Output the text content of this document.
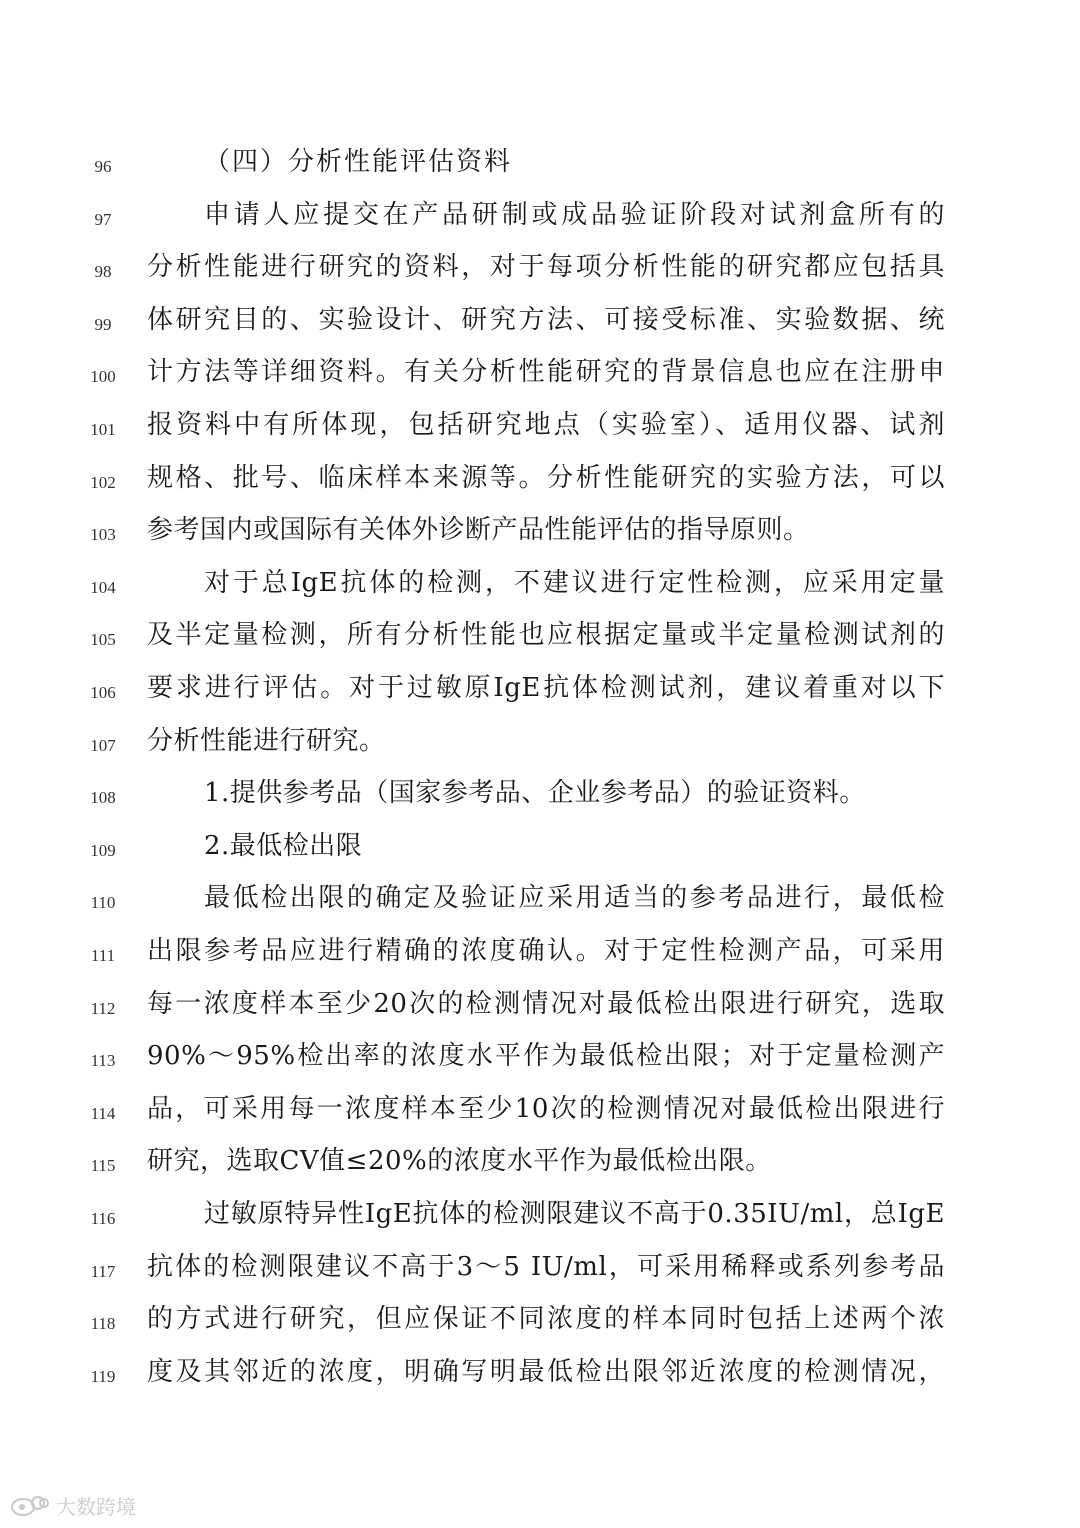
96	（四）分析性能评估资料
97	申请人应提交在产品研制或成品验证阶段对试剂盒所有的
98	分析性能进行研究的资料，对于每项分析性能的研究都应包括具
99	体研究目的、实验设计、研究方法、可接受标准、实验数据、统
100	计方法等详细资料。有关分析性能研究的背景信息也应在注册申
101	报资料中有所体现，包括研究地点（实验室）、适用仪器、试剂
102	规格、批号、临床样本来源等。分析性能研究的实验方法，可以
103	参考国内或国际有关体外诊断产品性能评估的指导原则。
104	对于总IgE抗体的检测，不建议进行定性检测，应采用定量
105	及半定量检测，所有分析性能也应根据定量或半定量检测试剂的
106	要求进行评估。对于过敏原IgE抗体检测试剂，建议着重对以下
107	分析性能进行研究。
108	1.提供参考品（国家参考品、企业参考品）的验证资料。
109	2.最低检出限
110	最低检出限的确定及验证应采用适当的参考品进行，最低检
111	出限参考品应进行精确的浓度确认。对于定性检测产品，可采用
112	每一浓度样本至少20次的检测情况对最低检出限进行研究，选取
113	90%～95%检出率的浓度水平作为最低检出限；对于定量检测产
114	品，可采用每一浓度样本至少10次的检测情况对最低检出限进行
115	研究，选取CV值≤20%的浓度水平作为最低检出限。
116	过敏原特异性IgE抗体的检测限建议不高于0.35IU/ml，总IgE
117	抗体的检测限建议不高于3～5 IU/ml，可采用稀释或系列参考品
118	的方式进行研究，但应保证不同浓度的样本同时包括上述两个浓
119	度及其邻近的浓度，明确写明最低检出限邻近浓度的检测情况，
大数跨境
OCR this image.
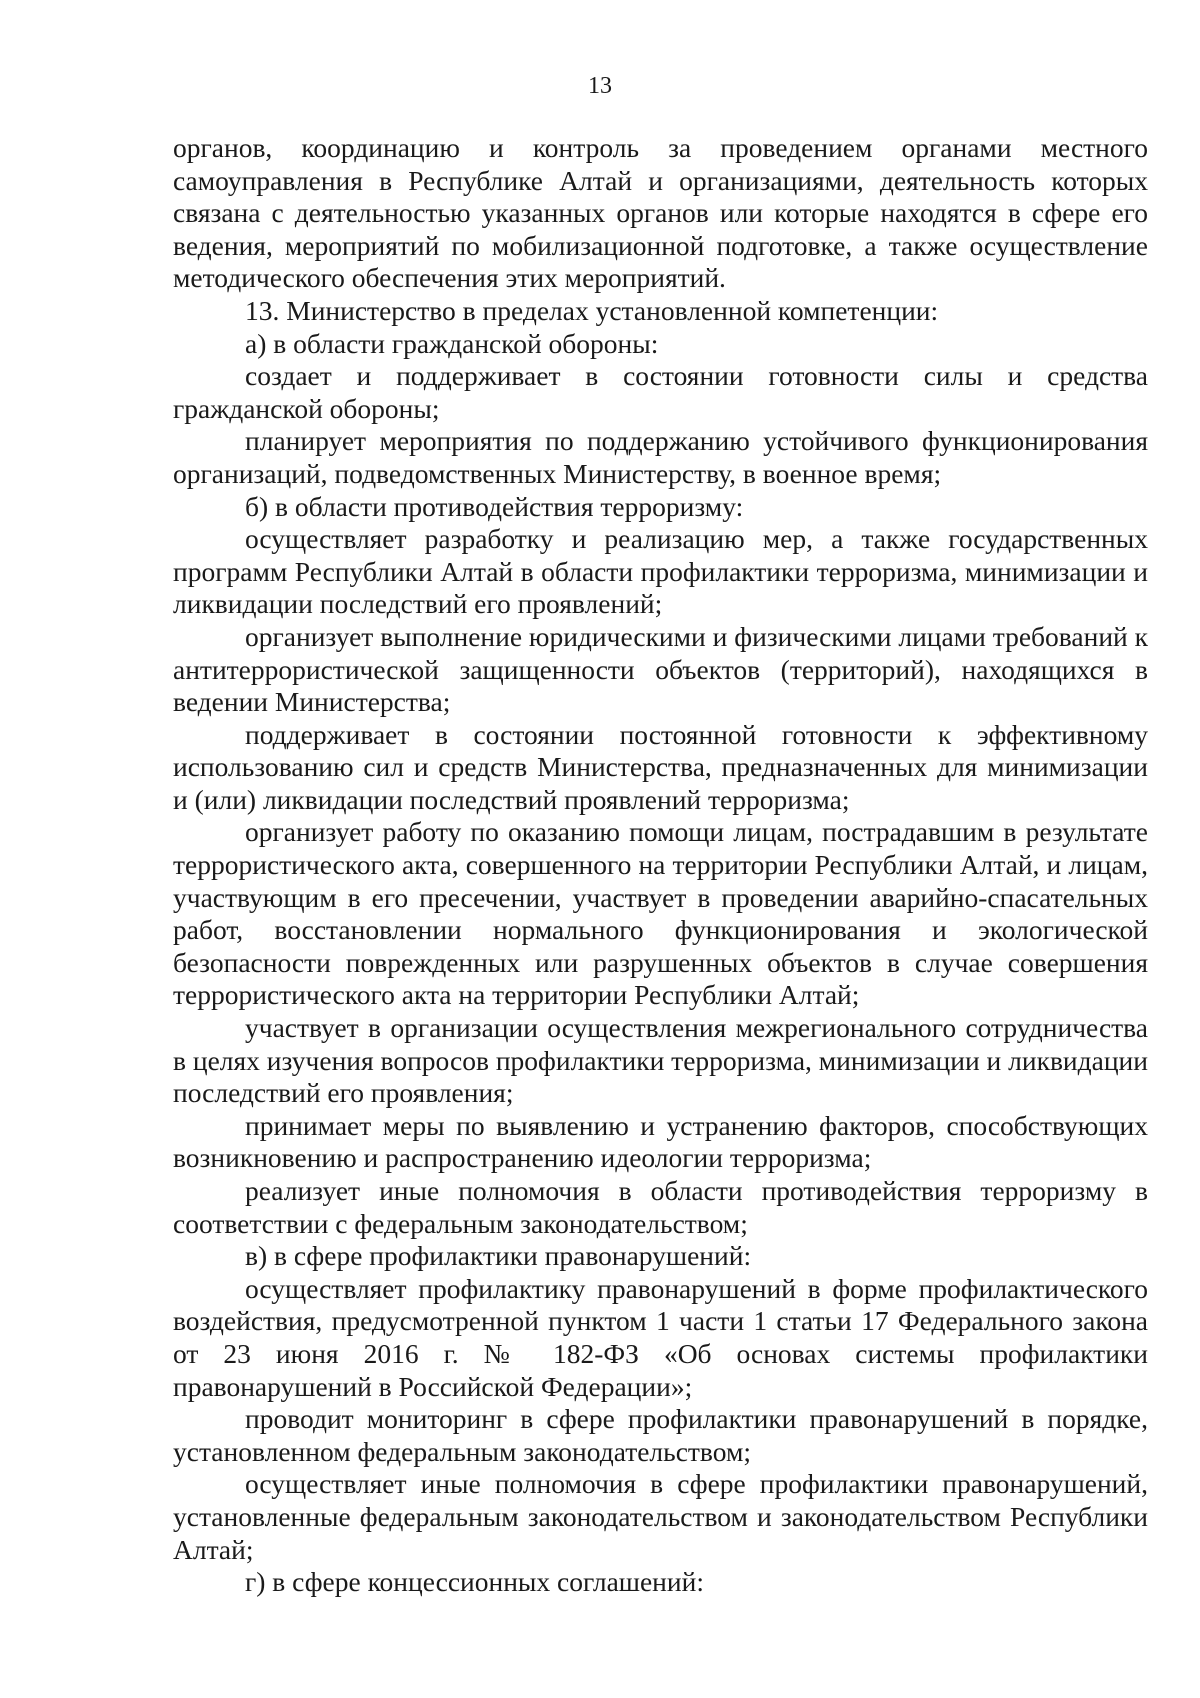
13

органов, координацию и контроль за проведением органами местного самоуправления в Республике Алтай и организациями, деятельность которых связана с деятельностью указанных органов или которые находятся в сфере его ведения, мероприятий по мобилизационной подготовке, а также осуществление методического обеспечения этих мероприятий.

13. Министерство в пределах установленной компетенции:

а) в области гражданской обороны:

создает и поддерживает в состоянии готовности силы и средства гражданской обороны;

планирует мероприятия по поддержанию устойчивого функционирования организаций, подведомственных Министерству, в военное время;

б) в области противодействия терроризму:

осуществляет разработку и реализацию мер, а также государственных программ Республики Алтай в области профилактики терроризма, минимизации и ликвидации последствий его проявлений;

организует выполнение юридическими и физическими лицами требований к антитеррористической защищенности объектов (территорий), находящихся в ведении Министерства;

поддерживает в состоянии постоянной готовности к эффективному использованию сил и средств Министерства, предназначенных для минимизации и (или) ликвидации последствий проявлений терроризма;

организует работу по оказанию помощи лицам, пострадавшим в результате террористического акта, совершенного на территории Республики Алтай, и лицам, участвующим в его пресечении, участвует в проведении аварийно-спасательных работ, восстановлении нормального функционирования и экологической безопасности поврежденных или разрушенных объектов в случае совершения террористического акта на территории Республики Алтай;

участвует в организации осуществления межрегионального сотрудничества в целях изучения вопросов профилактики терроризма, минимизации и ликвидации последствий его проявления;

принимает меры по выявлению и устранению факторов, способствующих возникновению и распространению идеологии терроризма;

реализует иные полномочия в области противодействия терроризму в соответствии с федеральным законодательством;

в) в сфере профилактики правонарушений:

осуществляет профилактику правонарушений в форме профилактического воздействия, предусмотренной пунктом 1 части 1 статьи 17 Федерального закона от 23 июня 2016 г. № 182-ФЗ «Об основах системы профилактики правонарушений в Российской Федерации»;

проводит мониторинг в сфере профилактики правонарушений в порядке, установленном федеральным законодательством;

осуществляет иные полномочия в сфере профилактики правонарушений, установленные федеральным законодательством и законодательством Республики Алтай;

г) в сфере концессионных соглашений:
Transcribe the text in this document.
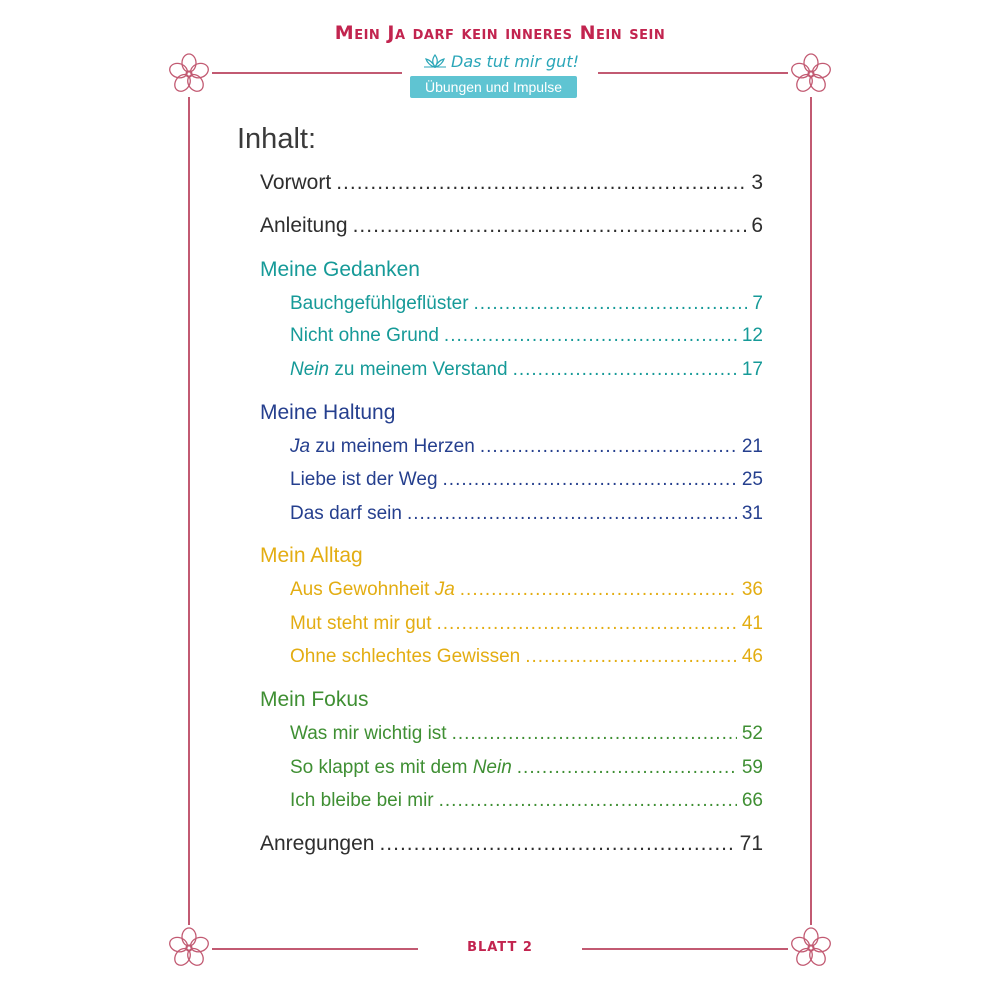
Mein Ja darf kein inneres Nein sein
Das tut mir gut!
Übungen und Impulse
Inhalt:
Vorwort .....	3
Anleitung .....	6
Meine Gedanken
Bauchgefühlgeflüster .....	7
Nicht ohne Grund .....	12
Nein zu meinem Verstand .....	17
Meine Haltung
Ja zu meinem Herzen .....	21
Liebe ist der Weg .....	25
Das darf sein .....	31
Mein Alltag
Aus Gewohnheit Ja .....	36
Mut steht mir gut .....	41
Ohne schlechtes Gewissen .....	46
Mein Fokus
Was mir wichtig ist .....	52
So klappt es mit dem Nein .....	59
Ich bleibe bei mir .....	66
Anregungen .....	71
BLATT 2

__Exercise prompt__.
Leave out the pictures and reproduce the rest of the listing exactly.

__The output__.
Output the text content of this document.
96	（四）分析性能评估资料
97	申请人应提交在产品研制或成品验证阶段对试剂盒所有的
98	分析性能进行研究的资料，对于每项分析性能的研究都应包括具
99	体研究目的、实验设计、研究方法、可接受标准、实验数据、统
100	计方法等详细资料。有关分析性能研究的背景信息也应在注册申
101	报资料中有所体现，包括研究地点（实验室）、适用仪器、试剂
102	规格、批号、临床样本来源等。分析性能研究的实验方法，可以
103	参考国内或国际有关体外诊断产品性能评估的指导原则。
104	对于总IgE抗体的检测，不建议进行定性检测，应采用定量
105	及半定量检测，所有分析性能也应根据定量或半定量检测试剂的
106	要求进行评估。对于过敏原IgE抗体检测试剂，建议着重对以下
107	分析性能进行研究。
108	1.提供参考品（国家参考品、企业参考品）的验证资料。
109	2.最低检出限
110	最低检出限的确定及验证应采用适当的参考品进行，最低检
111	出限参考品应进行精确的浓度确认。对于定性检测产品，可采用
112	每一浓度样本至少20次的检测情况对最低检出限进行研究，选取
113	90%～95%检出率的浓度水平作为最低检出限；对于定量检测产
114	品，可采用每一浓度样本至少10次的检测情况对最低检出限进行
115	研究，选取CV值≤20%的浓度水平作为最低检出限。
116	过敏原特异性IgE抗体的检测限建议不高于0.35IU/ml，总IgE
117	抗体的检测限建议不高于3～5 IU/ml，可采用稀释或系列参考品
118	的方式进行研究，但应保证不同浓度的样本同时包括上述两个浓
119	度及其邻近的浓度，明确写明最低检出限邻近浓度的检测情况，
大数跨境
OCR this image.
13

органов, координацию и контроль за проведением органами местного самоуправления в Республике Алтай и организациями, деятельность которых связана с деятельностью указанных органов или которые находятся в сфере его ведения, мероприятий по мобилизационной подготовке, а также осуществление методического обеспечения этих мероприятий.

13. Министерство в пределах установленной компетенции:

а) в области гражданской обороны:

создает и поддерживает в состоянии готовности силы и средства гражданской обороны;

планирует мероприятия по поддержанию устойчивого функционирования организаций, подведомственных Министерству, в военное время;

б) в области противодействия терроризму:

осуществляет разработку и реализацию мер, а также государственных программ Республики Алтай в области профилактики терроризма, минимизации и ликвидации последствий его проявлений;

организует выполнение юридическими и физическими лицами требований к антитеррористической защищенности объектов (территорий), находящихся в ведении Министерства;

поддерживает в состоянии постоянной готовности к эффективному использованию сил и средств Министерства, предназначенных для минимизации и (или) ликвидации последствий проявлений терроризма;

организует работу по оказанию помощи лицам, пострадавшим в результате террористического акта, совершенного на территории Республики Алтай, и лицам, участвующим в его пресечении, участвует в проведении аварийно-спасательных работ, восстановлении нормального функционирования и экологической безопасности поврежденных или разрушенных объектов в случае совершения террористического акта на территории Республики Алтай;

участвует в организации осуществления межрегионального сотрудничества в целях изучения вопросов профилактики терроризма, минимизации и ликвидации последствий его проявления;

принимает меры по выявлению и устранению факторов, способствующих возникновению и распространению идеологии терроризма;

реализует иные полномочия в области противодействия терроризму в соответствии с федеральным законодательством;

в) в сфере профилактики правонарушений:

осуществляет профилактику правонарушений в форме профилактического воздействия, предусмотренной пунктом 1 части 1 статьи 17 Федерального закона от 23 июня 2016 г. № 182-ФЗ «Об основах системы профилактики правонарушений в Российской Федерации»;

проводит мониторинг в сфере профилактики правонарушений в порядке, установленном федеральным законодательством;

осуществляет иные полномочия в сфере профилактики правонарушений, установленные федеральным законодательством и законодательством Республики Алтай;

г) в сфере концессионных соглашений:
Transcribe the text in this document.
Mein Ja darf kein inneres Nein sein
Das tut mir gut!
Übungen und Impulse
Inhalt:
Vorwort .....	3
Anleitung .....	6
Meine Gedanken
Bauchgefühlgeflüster .....	7
Nicht ohne Grund .....	12
Nein zu meinem Verstand .....	17
Meine Haltung
Ja zu meinem Herzen .....	21
Liebe ist der Weg .....	25
Das darf sein .....	31
Mein Alltag
Aus Gewohnheit Ja .....	36
Mut steht mir gut .....	41
Ohne schlechtes Gewissen .....	46
Mein Fokus
Was mir wichtig ist .....	52
So klappt es mit dem Nein .....	59
Ich bleibe bei mir .....	66
Anregungen .....	71
BLATT 2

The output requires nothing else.